[Start of section]

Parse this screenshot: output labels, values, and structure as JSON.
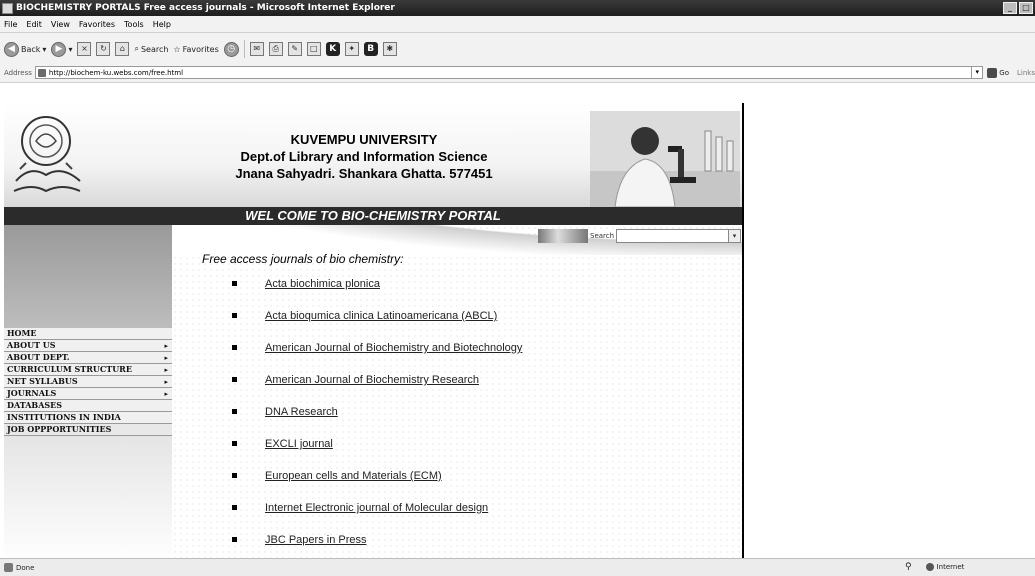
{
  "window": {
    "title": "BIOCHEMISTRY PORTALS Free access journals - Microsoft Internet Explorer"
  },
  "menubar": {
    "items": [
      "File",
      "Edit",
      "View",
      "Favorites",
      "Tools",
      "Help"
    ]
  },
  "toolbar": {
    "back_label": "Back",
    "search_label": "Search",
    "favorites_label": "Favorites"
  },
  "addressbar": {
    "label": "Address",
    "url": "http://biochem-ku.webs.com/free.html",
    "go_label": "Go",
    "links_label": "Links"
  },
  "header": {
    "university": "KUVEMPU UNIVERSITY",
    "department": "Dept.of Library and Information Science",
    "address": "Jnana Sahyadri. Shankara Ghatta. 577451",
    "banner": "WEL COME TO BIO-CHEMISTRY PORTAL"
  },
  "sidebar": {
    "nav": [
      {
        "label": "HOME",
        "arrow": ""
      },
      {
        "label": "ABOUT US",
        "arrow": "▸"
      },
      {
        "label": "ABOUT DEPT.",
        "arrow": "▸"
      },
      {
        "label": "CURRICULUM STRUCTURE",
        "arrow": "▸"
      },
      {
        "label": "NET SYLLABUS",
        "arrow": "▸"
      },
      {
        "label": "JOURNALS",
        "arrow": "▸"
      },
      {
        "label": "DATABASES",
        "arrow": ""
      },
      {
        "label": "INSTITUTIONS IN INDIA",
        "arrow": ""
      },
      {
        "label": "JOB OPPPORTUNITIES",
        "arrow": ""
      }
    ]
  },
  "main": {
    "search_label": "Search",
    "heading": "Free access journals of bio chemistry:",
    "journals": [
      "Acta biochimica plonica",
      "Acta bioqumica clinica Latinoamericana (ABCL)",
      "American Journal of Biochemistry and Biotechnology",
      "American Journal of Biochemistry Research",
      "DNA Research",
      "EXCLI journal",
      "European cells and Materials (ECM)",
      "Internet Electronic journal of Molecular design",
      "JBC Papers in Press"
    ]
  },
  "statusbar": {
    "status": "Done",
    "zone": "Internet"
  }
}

[End of section]
[Start of section]

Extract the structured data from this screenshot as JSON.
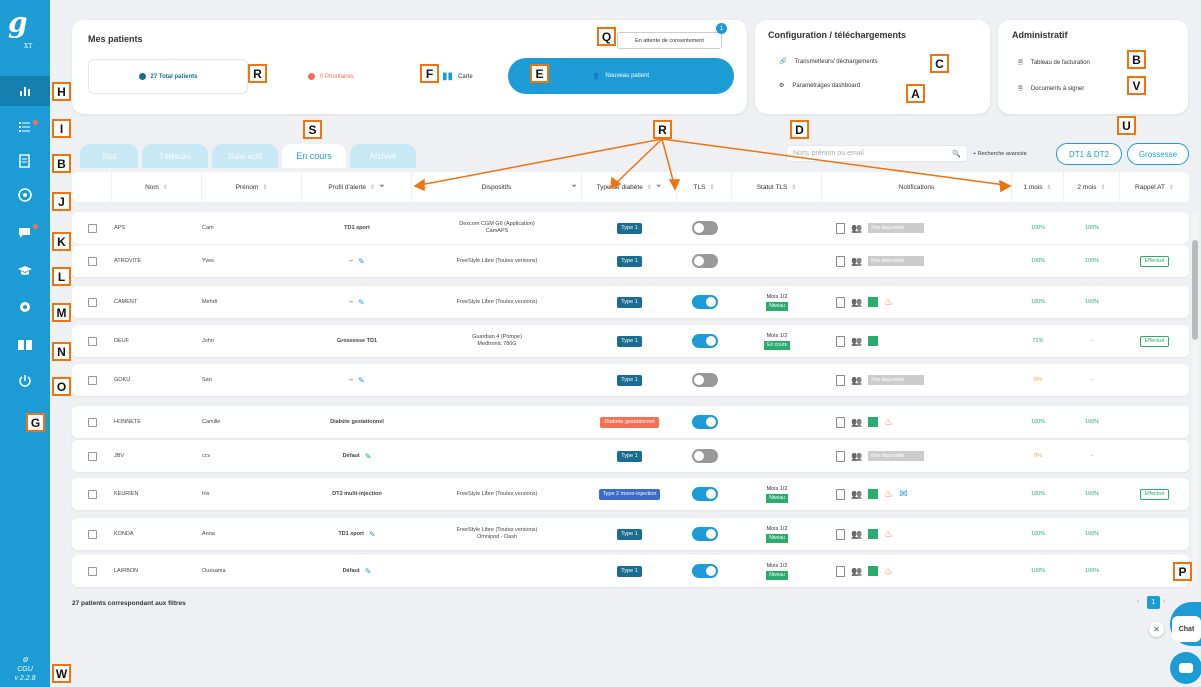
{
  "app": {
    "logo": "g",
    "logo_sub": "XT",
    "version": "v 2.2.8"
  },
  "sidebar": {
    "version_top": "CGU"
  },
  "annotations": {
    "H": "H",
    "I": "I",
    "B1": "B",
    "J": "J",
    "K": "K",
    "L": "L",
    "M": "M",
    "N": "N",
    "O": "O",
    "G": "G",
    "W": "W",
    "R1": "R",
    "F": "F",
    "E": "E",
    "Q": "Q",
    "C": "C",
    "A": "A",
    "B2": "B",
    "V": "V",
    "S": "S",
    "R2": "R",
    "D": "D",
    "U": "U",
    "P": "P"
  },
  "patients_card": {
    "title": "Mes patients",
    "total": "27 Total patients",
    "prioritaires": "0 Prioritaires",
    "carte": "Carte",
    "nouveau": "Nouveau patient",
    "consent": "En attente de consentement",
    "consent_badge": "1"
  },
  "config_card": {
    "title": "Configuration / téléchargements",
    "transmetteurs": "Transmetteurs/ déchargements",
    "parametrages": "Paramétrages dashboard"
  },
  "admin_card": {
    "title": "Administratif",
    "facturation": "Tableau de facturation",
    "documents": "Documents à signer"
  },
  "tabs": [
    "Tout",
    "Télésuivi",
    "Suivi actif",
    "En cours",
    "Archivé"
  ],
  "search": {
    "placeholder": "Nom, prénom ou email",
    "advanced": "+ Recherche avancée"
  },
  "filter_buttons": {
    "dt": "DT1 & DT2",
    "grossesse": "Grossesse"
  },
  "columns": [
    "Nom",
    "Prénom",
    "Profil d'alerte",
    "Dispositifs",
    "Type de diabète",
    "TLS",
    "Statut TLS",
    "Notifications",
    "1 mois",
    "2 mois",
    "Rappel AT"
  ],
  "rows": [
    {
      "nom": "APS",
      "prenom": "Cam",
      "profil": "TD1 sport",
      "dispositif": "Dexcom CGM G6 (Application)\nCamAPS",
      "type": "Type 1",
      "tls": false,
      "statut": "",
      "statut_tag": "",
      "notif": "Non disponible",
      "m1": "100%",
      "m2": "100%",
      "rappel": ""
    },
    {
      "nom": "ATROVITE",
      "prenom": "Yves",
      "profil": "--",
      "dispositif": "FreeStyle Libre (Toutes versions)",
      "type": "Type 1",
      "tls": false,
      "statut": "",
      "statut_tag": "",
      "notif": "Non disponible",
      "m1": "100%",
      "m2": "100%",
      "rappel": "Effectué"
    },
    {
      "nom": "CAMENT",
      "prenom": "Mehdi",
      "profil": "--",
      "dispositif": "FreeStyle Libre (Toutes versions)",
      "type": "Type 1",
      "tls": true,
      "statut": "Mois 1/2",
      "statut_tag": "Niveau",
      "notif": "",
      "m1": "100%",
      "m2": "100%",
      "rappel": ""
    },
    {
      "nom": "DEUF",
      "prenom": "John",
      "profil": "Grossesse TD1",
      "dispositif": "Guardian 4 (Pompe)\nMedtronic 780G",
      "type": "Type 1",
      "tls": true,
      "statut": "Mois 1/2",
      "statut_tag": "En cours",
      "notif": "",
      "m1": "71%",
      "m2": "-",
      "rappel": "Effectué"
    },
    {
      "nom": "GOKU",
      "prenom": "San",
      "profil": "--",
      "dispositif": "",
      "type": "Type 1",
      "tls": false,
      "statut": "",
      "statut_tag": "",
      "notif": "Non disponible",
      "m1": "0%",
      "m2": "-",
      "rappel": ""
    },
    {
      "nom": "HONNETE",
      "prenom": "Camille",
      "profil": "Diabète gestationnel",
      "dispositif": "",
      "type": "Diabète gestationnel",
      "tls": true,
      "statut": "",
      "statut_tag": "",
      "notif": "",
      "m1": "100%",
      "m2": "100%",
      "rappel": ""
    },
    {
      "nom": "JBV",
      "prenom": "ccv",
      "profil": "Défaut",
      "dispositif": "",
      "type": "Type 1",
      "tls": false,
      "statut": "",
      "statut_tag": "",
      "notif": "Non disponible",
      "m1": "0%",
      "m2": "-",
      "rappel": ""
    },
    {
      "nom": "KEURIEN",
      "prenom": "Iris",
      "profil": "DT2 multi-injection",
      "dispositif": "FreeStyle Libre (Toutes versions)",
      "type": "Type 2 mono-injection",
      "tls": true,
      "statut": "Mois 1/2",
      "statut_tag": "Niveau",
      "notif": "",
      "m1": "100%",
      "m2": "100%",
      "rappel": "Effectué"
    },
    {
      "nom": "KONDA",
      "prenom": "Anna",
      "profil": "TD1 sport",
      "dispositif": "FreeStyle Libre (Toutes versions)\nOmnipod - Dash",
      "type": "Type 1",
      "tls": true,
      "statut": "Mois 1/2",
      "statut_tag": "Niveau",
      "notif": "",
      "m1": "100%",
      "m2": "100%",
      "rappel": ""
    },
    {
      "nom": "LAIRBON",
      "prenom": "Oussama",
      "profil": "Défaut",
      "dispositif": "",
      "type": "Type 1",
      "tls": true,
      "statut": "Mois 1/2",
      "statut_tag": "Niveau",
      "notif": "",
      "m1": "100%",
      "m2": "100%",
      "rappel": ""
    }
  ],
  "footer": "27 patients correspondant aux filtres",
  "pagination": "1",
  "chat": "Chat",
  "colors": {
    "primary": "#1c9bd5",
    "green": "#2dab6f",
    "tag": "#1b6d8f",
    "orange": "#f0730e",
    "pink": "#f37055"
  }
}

[End of section]
[Start of section]

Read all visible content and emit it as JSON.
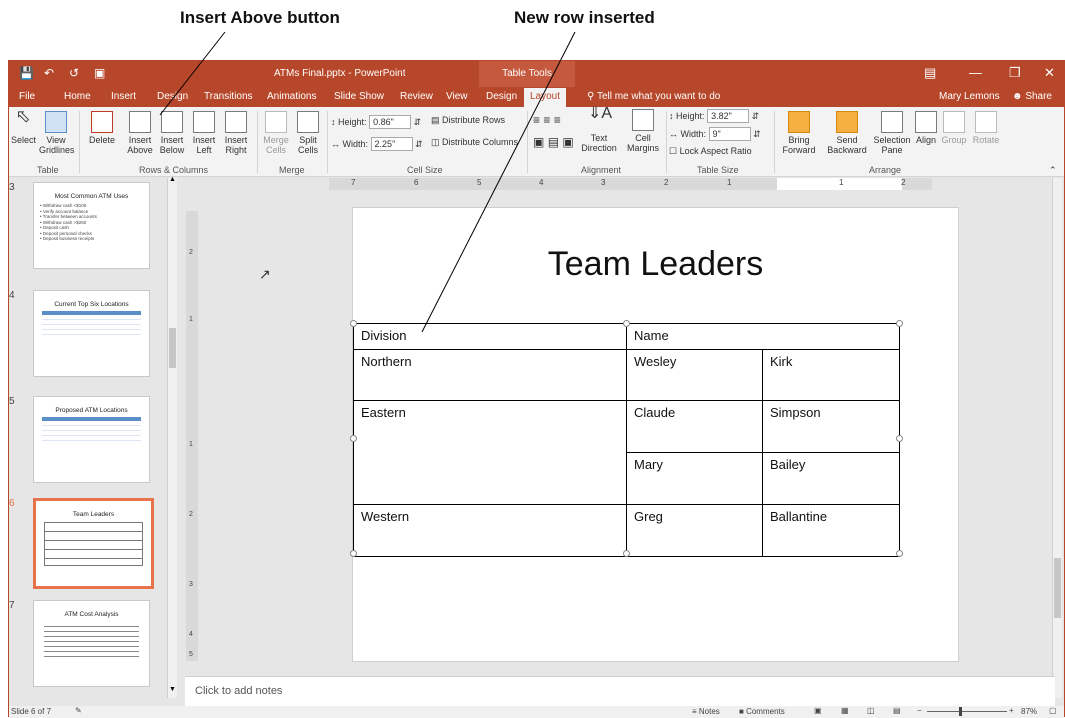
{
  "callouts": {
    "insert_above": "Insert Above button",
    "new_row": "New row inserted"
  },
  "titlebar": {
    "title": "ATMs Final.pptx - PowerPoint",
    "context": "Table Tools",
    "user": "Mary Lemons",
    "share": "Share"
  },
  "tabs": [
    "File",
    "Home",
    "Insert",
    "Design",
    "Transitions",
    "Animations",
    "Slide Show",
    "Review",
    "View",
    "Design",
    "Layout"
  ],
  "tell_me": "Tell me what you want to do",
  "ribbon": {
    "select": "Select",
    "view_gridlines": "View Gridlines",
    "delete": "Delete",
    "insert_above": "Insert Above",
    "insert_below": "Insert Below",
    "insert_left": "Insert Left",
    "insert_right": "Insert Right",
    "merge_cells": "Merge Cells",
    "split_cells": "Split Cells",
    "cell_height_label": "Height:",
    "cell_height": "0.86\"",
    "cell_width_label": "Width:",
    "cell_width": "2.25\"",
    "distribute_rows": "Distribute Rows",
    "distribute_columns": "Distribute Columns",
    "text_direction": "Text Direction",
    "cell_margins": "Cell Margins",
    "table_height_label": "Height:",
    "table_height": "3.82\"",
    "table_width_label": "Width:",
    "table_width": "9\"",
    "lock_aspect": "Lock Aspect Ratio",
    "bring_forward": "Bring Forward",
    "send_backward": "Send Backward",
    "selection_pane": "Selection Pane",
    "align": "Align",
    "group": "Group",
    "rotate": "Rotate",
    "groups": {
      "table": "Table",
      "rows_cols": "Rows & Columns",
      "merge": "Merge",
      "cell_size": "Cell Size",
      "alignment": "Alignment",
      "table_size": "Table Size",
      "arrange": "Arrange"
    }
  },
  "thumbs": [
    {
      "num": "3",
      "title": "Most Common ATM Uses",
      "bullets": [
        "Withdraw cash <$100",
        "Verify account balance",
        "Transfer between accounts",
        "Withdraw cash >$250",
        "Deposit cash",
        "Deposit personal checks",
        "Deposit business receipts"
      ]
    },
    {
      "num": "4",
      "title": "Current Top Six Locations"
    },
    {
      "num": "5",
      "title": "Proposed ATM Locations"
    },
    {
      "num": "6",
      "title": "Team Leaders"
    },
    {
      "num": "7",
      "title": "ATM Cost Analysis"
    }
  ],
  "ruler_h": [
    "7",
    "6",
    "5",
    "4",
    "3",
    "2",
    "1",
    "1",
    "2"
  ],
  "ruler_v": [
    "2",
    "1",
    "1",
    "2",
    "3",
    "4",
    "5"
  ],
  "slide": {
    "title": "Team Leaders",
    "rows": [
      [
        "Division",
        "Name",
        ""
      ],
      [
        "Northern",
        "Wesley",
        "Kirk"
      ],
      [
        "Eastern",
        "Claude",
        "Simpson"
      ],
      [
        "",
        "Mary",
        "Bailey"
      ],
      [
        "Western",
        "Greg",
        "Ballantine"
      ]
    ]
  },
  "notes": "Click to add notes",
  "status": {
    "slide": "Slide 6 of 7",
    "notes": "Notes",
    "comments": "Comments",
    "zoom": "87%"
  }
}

[End of section]

EXERCISE BRIEF: Return all lines of the material above in which the word "Withdraw" occurs.

TASK ANSWER:
        "Withdraw cash <$100",
        "Withdraw cash >$250",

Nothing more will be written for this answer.